#### Goal of the exercise
Omit every picture while repeating the entries exactly.
— start Records —
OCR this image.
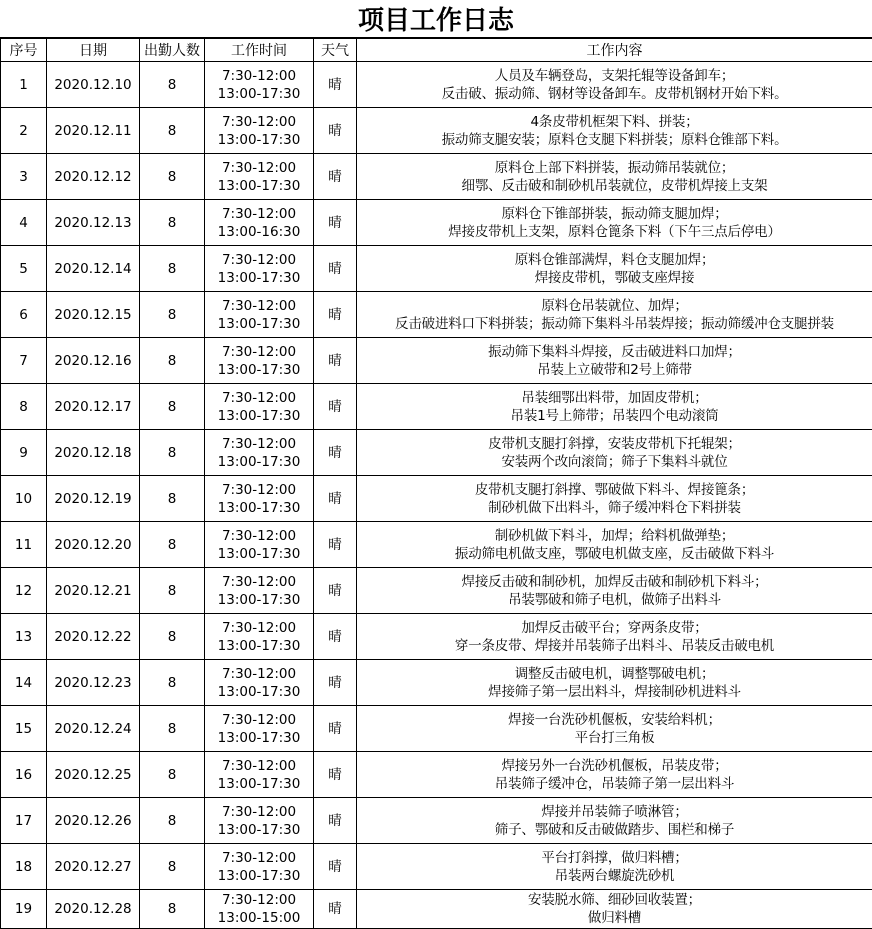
项目工作日志
序号	日期	出勤人数	工作时间	天气	工作内容
1	2020.12.10	8	7:30-12:00
13:00-17:30	晴	人员及车辆登岛，支架托辊等设备卸车；
反击破、振动筛、钢材等设备卸车。皮带机钢材开始下料。

2	2020.12.11	8	7:30-12:00
13:00-17:30	晴	4条皮带机框架下料、拼装；
振动筛支腿安装；原料仓支腿下料拼装；原料仓锥部下料。

3	2020.12.12	8	7:30-12:00
13:00-17:30	晴	原料仓上部下料拼装，振动筛吊装就位；
细鄂、反击破和制砂机吊装就位，皮带机焊接上支架

4	2020.12.13	8	7:30-12:00
13:00-16:30	晴	原料仓下锥部拼装，振动筛支腿加焊；
焊接皮带机上支架，原料仓篦条下料（下午三点后停电）

5	2020.12.14	8	7:30-12:00
13:00-17:30	晴	原料仓锥部满焊，料仓支腿加焊；
焊接皮带机，鄂破支座焊接

6	2020.12.15	8	7:30-12:00
13:00-17:30	晴	原料仓吊装就位、加焊；
反击破进料口下料拼装；振动筛下集料斗吊装焊接；振动筛缓冲仓支腿拼装

7	2020.12.16	8	7:30-12:00
13:00-17:30	晴	振动筛下集料斗焊接，反击破进料口加焊；
吊装上立破带和2号上筛带

8	2020.12.17	8	7:30-12:00
13:00-17:30	晴	吊装细鄂出料带，加固皮带机；
吊装1号上筛带；吊装四个电动滚筒

9	2020.12.18	8	7:30-12:00
13:00-17:30	晴	皮带机支腿打斜撑，安装皮带机下托辊架；
安装两个改向滚筒；筛子下集料斗就位

10	2020.12.19	8	7:30-12:00
13:00-17:30	晴	皮带机支腿打斜撑、鄂破做下料斗、焊接篦条；
制砂机做下出料斗，筛子缓冲料仓下料拼装

11	2020.12.20	8	7:30-12:00
13:00-17:30	晴	制砂机做下料斗，加焊；给料机做弹垫；
振动筛电机做支座，鄂破电机做支座，反击破做下料斗

12	2020.12.21	8	7:30-12:00
13:00-17:30	晴	焊接反击破和制砂机，加焊反击破和制砂机下料斗；
吊装鄂破和筛子电机，做筛子出料斗

13	2020.12.22	8	7:30-12:00
13:00-17:30	晴	加焊反击破平台；穿两条皮带；
穿一条皮带、焊接并吊装筛子出料斗、吊装反击破电机

14	2020.12.23	8	7:30-12:00
13:00-17:30	晴	调整反击破电机，调整鄂破电机；
焊接筛子第一层出料斗，焊接制砂机进料斗

15	2020.12.24	8	7:30-12:00
13:00-17:30	晴	焊接一台洗砂机偃板，安装给料机；
平台打三角板

16	2020.12.25	8	7:30-12:00
13:00-17:30	晴	焊接另外一台洗砂机偃板，吊装皮带；
吊装筛子缓冲仓，吊装筛子第一层出料斗

17	2020.12.26	8	7:30-12:00
13:00-17:30	晴	焊接并吊装筛子喷淋管；
筛子、鄂破和反击破做踏步、围栏和梯子

18	2020.12.27	8	7:30-12:00
13:00-17:30	晴	平台打斜撑，做归料槽；
吊装两台螺旋洗砂机

19	2020.12.28	8	7:30-12:00
13:00-15:00	晴	安装脱水筛、细砂回收装置；
做归料槽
— end Records —
#### Correct result
OCR this image.
项目工作日志
序号	日期	出勤人数	工作时间	天气	工作内容
1	2020.12.10	8	7:30-12:00
13:00-17:30	晴	人员及车辆登岛，支架托辊等设备卸车；
反击破、振动筛、钢材等设备卸车。皮带机钢材开始下料。

2	2020.12.11	8	7:30-12:00
13:00-17:30	晴	4条皮带机框架下料、拼装；
振动筛支腿安装；原料仓支腿下料拼装；原料仓锥部下料。

3	2020.12.12	8	7:30-12:00
13:00-17:30	晴	原料仓上部下料拼装，振动筛吊装就位；
细鄂、反击破和制砂机吊装就位，皮带机焊接上支架

4	2020.12.13	8	7:30-12:00
13:00-16:30	晴	原料仓下锥部拼装，振动筛支腿加焊；
焊接皮带机上支架，原料仓篦条下料（下午三点后停电）

5	2020.12.14	8	7:30-12:00
13:00-17:30	晴	原料仓锥部满焊，料仓支腿加焊；
焊接皮带机，鄂破支座焊接

6	2020.12.15	8	7:30-12:00
13:00-17:30	晴	原料仓吊装就位、加焊；
反击破进料口下料拼装；振动筛下集料斗吊装焊接；振动筛缓冲仓支腿拼装

7	2020.12.16	8	7:30-12:00
13:00-17:30	晴	振动筛下集料斗焊接，反击破进料口加焊；
吊装上立破带和2号上筛带

8	2020.12.17	8	7:30-12:00
13:00-17:30	晴	吊装细鄂出料带，加固皮带机；
吊装1号上筛带；吊装四个电动滚筒

9	2020.12.18	8	7:30-12:00
13:00-17:30	晴	皮带机支腿打斜撑，安装皮带机下托辊架；
安装两个改向滚筒；筛子下集料斗就位

10	2020.12.19	8	7:30-12:00
13:00-17:30	晴	皮带机支腿打斜撑、鄂破做下料斗、焊接篦条；
制砂机做下出料斗，筛子缓冲料仓下料拼装

11	2020.12.20	8	7:30-12:00
13:00-17:30	晴	制砂机做下料斗，加焊；给料机做弹垫；
振动筛电机做支座，鄂破电机做支座，反击破做下料斗

12	2020.12.21	8	7:30-12:00
13:00-17:30	晴	焊接反击破和制砂机，加焊反击破和制砂机下料斗；
吊装鄂破和筛子电机，做筛子出料斗

13	2020.12.22	8	7:30-12:00
13:00-17:30	晴	加焊反击破平台；穿两条皮带；
穿一条皮带、焊接并吊装筛子出料斗、吊装反击破电机

14	2020.12.23	8	7:30-12:00
13:00-17:30	晴	调整反击破电机，调整鄂破电机；
焊接筛子第一层出料斗，焊接制砂机进料斗

15	2020.12.24	8	7:30-12:00
13:00-17:30	晴	焊接一台洗砂机偃板，安装给料机；
平台打三角板

16	2020.12.25	8	7:30-12:00
13:00-17:30	晴	焊接另外一台洗砂机偃板，吊装皮带；
吊装筛子缓冲仓，吊装筛子第一层出料斗

17	2020.12.26	8	7:30-12:00
13:00-17:30	晴	焊接并吊装筛子喷淋管；
筛子、鄂破和反击破做踏步、围栏和梯子

18	2020.12.27	8	7:30-12:00
13:00-17:30	晴	平台打斜撑，做归料槽；
吊装两台螺旋洗砂机

19	2020.12.28	8	7:30-12:00
13:00-15:00	晴	安装脱水筛、细砂回收装置；
做归料槽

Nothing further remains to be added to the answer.